----- EXERCISE MATERIAL

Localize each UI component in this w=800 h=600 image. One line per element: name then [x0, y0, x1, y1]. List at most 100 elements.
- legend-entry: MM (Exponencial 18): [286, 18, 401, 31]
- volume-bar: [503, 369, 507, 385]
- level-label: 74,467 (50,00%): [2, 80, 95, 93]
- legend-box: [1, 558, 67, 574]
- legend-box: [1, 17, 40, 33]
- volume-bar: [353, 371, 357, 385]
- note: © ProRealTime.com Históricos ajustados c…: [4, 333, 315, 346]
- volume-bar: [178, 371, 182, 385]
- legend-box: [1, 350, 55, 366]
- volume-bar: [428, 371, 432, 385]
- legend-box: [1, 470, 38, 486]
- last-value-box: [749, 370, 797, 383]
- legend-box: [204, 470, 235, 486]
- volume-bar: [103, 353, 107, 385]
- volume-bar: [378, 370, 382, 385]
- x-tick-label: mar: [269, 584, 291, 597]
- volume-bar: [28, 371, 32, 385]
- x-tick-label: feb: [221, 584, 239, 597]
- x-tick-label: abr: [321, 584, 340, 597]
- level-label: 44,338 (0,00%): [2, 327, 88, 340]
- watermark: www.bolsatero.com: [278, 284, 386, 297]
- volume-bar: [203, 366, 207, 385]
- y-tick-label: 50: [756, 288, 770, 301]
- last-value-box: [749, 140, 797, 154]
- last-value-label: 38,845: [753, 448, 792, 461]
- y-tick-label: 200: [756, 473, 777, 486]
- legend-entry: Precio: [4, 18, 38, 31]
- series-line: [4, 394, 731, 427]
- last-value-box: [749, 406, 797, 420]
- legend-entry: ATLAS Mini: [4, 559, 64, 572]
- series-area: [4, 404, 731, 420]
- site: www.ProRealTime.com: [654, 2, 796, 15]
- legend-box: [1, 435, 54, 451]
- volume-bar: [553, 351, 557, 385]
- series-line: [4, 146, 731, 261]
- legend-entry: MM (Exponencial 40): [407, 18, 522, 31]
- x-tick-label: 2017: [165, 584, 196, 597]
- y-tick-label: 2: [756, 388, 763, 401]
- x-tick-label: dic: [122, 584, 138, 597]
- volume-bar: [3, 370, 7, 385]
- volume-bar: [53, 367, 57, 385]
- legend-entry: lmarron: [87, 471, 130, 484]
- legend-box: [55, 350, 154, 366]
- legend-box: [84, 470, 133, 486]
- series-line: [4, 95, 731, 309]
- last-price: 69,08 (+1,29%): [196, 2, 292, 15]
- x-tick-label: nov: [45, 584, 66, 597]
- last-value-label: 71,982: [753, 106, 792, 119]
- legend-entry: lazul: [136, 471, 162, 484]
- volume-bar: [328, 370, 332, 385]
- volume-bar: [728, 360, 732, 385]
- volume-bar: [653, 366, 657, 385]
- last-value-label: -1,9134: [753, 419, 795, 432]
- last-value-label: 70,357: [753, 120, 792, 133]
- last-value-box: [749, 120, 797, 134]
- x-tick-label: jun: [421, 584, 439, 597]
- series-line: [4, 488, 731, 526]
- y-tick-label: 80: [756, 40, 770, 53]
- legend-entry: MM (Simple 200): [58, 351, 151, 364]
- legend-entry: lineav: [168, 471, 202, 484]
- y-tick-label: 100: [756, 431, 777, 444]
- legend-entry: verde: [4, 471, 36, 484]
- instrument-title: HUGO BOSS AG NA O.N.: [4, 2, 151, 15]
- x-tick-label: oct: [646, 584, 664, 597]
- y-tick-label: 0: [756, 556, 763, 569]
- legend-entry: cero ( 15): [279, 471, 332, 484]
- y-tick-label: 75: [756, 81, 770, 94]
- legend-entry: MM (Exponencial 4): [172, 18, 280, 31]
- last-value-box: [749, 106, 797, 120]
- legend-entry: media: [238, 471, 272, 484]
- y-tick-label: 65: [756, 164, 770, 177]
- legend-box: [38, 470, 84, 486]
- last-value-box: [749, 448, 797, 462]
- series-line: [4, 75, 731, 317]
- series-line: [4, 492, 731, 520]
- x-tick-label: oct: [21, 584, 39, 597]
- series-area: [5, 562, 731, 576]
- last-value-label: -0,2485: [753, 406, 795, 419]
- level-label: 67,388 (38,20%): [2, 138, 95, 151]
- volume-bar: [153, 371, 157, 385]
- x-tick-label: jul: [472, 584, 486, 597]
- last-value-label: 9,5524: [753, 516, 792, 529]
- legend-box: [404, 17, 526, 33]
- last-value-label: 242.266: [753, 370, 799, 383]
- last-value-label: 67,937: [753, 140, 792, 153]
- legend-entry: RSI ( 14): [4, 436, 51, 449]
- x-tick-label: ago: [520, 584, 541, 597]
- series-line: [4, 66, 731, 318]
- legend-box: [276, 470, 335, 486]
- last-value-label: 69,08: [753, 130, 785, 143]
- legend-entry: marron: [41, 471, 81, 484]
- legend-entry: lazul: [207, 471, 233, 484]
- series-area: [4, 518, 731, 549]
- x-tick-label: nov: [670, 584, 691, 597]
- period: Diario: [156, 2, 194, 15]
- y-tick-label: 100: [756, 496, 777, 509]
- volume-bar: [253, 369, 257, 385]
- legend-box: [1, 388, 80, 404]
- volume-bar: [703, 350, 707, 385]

----------

Copy every one of the lines above, unchanged.

Localize each UI component in this w=800 h=600 image. One line per element: name then [x0, y0, x1, y1]. List at most 100 elements.
- legend-entry: MM (Exponencial 18): [286, 18, 401, 31]
- volume-bar: [503, 369, 507, 385]
- level-label: 74,467 (50,00%): [2, 80, 95, 93]
- legend-box: [1, 558, 67, 574]
- legend-box: [1, 17, 40, 33]
- volume-bar: [353, 371, 357, 385]
- note: © ProRealTime.com Históricos ajustados c…: [4, 333, 315, 346]
- volume-bar: [178, 371, 182, 385]
- legend-box: [1, 350, 55, 366]
- volume-bar: [428, 371, 432, 385]
- legend-box: [1, 470, 38, 486]
- last-value-box: [749, 370, 797, 383]
- legend-box: [204, 470, 235, 486]
- volume-bar: [103, 353, 107, 385]
- volume-bar: [378, 370, 382, 385]
- x-tick-label: mar: [269, 584, 291, 597]
- volume-bar: [28, 371, 32, 385]
- x-tick-label: feb: [221, 584, 239, 597]
- x-tick-label: abr: [321, 584, 340, 597]
- level-label: 44,338 (0,00%): [2, 327, 88, 340]
- watermark: www.bolsatero.com: [278, 284, 386, 297]
- volume-bar: [203, 366, 207, 385]
- y-tick-label: 50: [756, 288, 770, 301]
- last-value-box: [749, 140, 797, 154]
- last-value-label: 38,845: [753, 448, 792, 461]
- y-tick-label: 200: [756, 473, 777, 486]
- legend-entry: Precio: [4, 18, 38, 31]
- series-line: [4, 394, 731, 427]
- last-value-box: [749, 406, 797, 420]
- legend-entry: ATLAS Mini: [4, 559, 64, 572]
- series-area: [4, 404, 731, 420]
- site: www.ProRealTime.com: [654, 2, 796, 15]
- legend-box: [1, 435, 54, 451]
- volume-bar: [553, 351, 557, 385]
- series-line: [4, 146, 731, 261]
- legend-entry: MM (Exponencial 40): [407, 18, 522, 31]
- x-tick-label: 2017: [165, 584, 196, 597]
- y-tick-label: 2: [756, 388, 763, 401]
- x-tick-label: dic: [122, 584, 138, 597]
- volume-bar: [3, 370, 7, 385]
- volume-bar: [53, 367, 57, 385]
- legend-entry: lmarron: [87, 471, 130, 484]
- legend-box: [55, 350, 154, 366]
- legend-box: [84, 470, 133, 486]
- series-line: [4, 95, 731, 309]
- last-price: 69,08 (+1,29%): [196, 2, 292, 15]
- x-tick-label: nov: [45, 584, 66, 597]
- last-value-label: 71,982: [753, 106, 792, 119]
- legend-entry: lazul: [136, 471, 162, 484]
- volume-bar: [328, 370, 332, 385]
- volume-bar: [728, 360, 732, 385]
- volume-bar: [653, 366, 657, 385]
- last-value-label: -1,9134: [753, 419, 795, 432]
- last-value-label: 70,357: [753, 120, 792, 133]
- last-value-box: [749, 120, 797, 134]
- x-tick-label: jun: [421, 584, 439, 597]
- series-line: [4, 488, 731, 526]
- y-tick-label: 80: [756, 40, 770, 53]
- legend-entry: MM (Simple 200): [58, 351, 151, 364]
- legend-entry: lineav: [168, 471, 202, 484]
- y-tick-label: 100: [756, 431, 777, 444]
- legend-entry: verde: [4, 471, 36, 484]
- instrument-title: HUGO BOSS AG NA O.N.: [4, 2, 151, 15]
- x-tick-label: oct: [646, 584, 664, 597]
- y-tick-label: 0: [756, 556, 763, 569]
- legend-entry: cero ( 15): [279, 471, 332, 484]
- y-tick-label: 75: [756, 81, 770, 94]
- legend-entry: MM (Exponencial 4): [172, 18, 280, 31]
- last-value-box: [749, 106, 797, 120]
- legend-entry: media: [238, 471, 272, 484]
- y-tick-label: 65: [756, 164, 770, 177]
- legend-box: [38, 470, 84, 486]
- last-value-box: [749, 448, 797, 462]
- series-line: [4, 75, 731, 317]
- series-line: [4, 492, 731, 520]
- x-tick-label: oct: [21, 584, 39, 597]
- series-area: [5, 562, 731, 576]
- last-value-label: -0,2485: [753, 406, 795, 419]
- level-label: 67,388 (38,20%): [2, 138, 95, 151]
- volume-bar: [153, 371, 157, 385]
- x-tick-label: jul: [472, 584, 486, 597]
- last-value-label: 9,5524: [753, 516, 792, 529]
- legend-box: [404, 17, 526, 33]
- last-value-label: 242.266: [753, 370, 799, 383]
- last-value-label: 67,937: [753, 140, 792, 153]
- legend-entry: RSI ( 14): [4, 436, 51, 449]
- x-tick-label: ago: [520, 584, 541, 597]
- series-line: [4, 66, 731, 318]
- legend-box: [276, 470, 335, 486]
- last-value-label: 69,08: [753, 130, 785, 143]
- legend-entry: marron: [41, 471, 81, 484]
- legend-entry: lazul: [207, 471, 233, 484]
- series-area: [4, 518, 731, 549]
- x-tick-label: nov: [670, 584, 691, 597]
- period: Diario: [156, 2, 194, 15]
- y-tick-label: 100: [756, 496, 777, 509]
- volume-bar: [253, 369, 257, 385]
- legend-box: [1, 388, 80, 404]
- volume-bar: [703, 350, 707, 385]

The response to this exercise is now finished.